State how many lines include "have", giving the number by itself.

--- START OF Given data ---

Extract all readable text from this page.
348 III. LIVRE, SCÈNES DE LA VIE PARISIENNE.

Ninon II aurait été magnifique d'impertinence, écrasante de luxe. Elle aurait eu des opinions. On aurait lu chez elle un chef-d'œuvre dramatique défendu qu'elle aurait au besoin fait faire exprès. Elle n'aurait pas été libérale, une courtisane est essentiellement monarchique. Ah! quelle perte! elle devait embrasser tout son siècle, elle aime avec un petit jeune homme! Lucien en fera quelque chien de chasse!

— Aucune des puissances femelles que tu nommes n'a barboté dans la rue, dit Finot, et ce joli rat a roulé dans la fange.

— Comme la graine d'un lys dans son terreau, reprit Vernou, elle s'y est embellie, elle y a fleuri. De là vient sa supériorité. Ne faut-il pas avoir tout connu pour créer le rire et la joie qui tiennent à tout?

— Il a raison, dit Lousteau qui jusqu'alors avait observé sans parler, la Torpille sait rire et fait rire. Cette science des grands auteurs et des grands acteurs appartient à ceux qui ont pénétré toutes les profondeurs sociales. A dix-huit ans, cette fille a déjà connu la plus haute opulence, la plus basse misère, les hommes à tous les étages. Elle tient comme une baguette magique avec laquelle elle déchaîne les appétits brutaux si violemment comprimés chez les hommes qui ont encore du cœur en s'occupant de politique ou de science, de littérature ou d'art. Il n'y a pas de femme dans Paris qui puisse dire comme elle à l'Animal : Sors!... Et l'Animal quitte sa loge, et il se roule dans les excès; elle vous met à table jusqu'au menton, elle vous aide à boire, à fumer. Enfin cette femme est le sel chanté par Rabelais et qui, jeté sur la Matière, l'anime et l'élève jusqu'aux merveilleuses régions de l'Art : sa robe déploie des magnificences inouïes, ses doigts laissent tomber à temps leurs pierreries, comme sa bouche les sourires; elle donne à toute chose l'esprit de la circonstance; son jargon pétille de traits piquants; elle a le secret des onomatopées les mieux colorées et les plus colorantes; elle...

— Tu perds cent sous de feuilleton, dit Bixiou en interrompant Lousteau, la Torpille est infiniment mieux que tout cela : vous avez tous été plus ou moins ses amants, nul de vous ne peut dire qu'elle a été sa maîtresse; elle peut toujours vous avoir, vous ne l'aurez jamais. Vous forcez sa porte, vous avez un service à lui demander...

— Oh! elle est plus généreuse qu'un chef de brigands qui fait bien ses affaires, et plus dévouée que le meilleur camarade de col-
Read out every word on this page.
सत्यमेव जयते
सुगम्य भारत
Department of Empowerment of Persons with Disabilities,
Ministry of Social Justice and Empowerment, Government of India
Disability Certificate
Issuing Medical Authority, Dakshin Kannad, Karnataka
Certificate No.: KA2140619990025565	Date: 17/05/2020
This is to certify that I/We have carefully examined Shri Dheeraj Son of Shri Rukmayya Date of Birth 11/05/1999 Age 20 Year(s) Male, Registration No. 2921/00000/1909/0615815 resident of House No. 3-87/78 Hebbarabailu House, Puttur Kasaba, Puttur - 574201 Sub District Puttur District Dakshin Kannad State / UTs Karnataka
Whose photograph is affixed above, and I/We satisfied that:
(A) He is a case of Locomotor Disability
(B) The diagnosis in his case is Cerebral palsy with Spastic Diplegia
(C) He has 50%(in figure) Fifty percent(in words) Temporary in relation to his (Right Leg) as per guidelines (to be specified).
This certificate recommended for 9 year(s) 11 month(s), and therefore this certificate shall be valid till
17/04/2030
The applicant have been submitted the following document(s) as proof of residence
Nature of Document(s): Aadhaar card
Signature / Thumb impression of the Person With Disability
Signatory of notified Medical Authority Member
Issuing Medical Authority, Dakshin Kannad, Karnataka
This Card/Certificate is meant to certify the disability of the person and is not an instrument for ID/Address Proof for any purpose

--- END OF Given data ---

_Answer for the task:_
2